* **Direction**
Go through the data below and copy it exactly, skipping every picture.

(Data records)
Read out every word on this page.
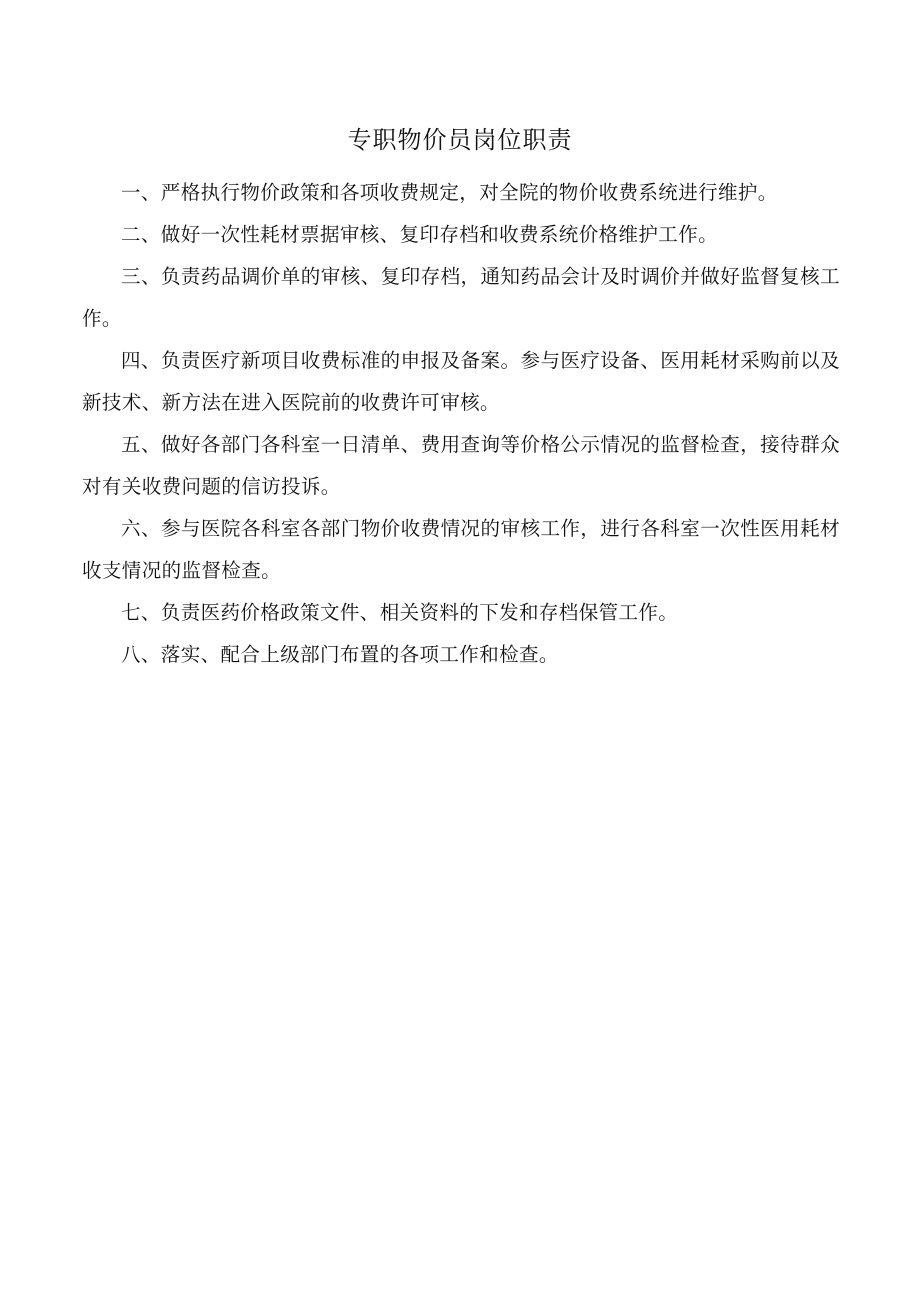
专职物价员岗位职责

一、严格执行物价政策和各项收费规定，对全院的物价收费系统进行维护。

二、做好一次性耗材票据审核、复印存档和收费系统价格维护工作。

三、负责药品调价单的审核、复印存档，通知药品会计及时调价并做好监督复核工作。

四、负责医疗新项目收费标准的申报及备案。参与医疗设备、医用耗材采购前以及新技术、新方法在进入医院前的收费许可审核。

五、做好各部门各科室一日清单、费用查询等价格公示情况的监督检查，接待群众对有关收费问题的信访投诉。

六、参与医院各科室各部门物价收费情况的审核工作，进行各科室一次性医用耗材收支情况的监督检查。

七、负责医药价格政策文件、相关资料的下发和存档保管工作。

八、落实、配合上级部门布置的各项工作和检查。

* **Exercise answer**
Read out every word on this page.
专职物价员岗位职责

一、严格执行物价政策和各项收费规定，对全院的物价收费系统进行维护。

二、做好一次性耗材票据审核、复印存档和收费系统价格维护工作。

三、负责药品调价单的审核、复印存档，通知药品会计及时调价并做好监督复核工作。

四、负责医疗新项目收费标准的申报及备案。参与医疗设备、医用耗材采购前以及新技术、新方法在进入医院前的收费许可审核。

五、做好各部门各科室一日清单、费用查询等价格公示情况的监督检查，接待群众对有关收费问题的信访投诉。

六、参与医院各科室各部门物价收费情况的审核工作，进行各科室一次性医用耗材收支情况的监督检查。

七、负责医药价格政策文件、相关资料的下发和存档保管工作。

八、落实、配合上级部门布置的各项工作和检查。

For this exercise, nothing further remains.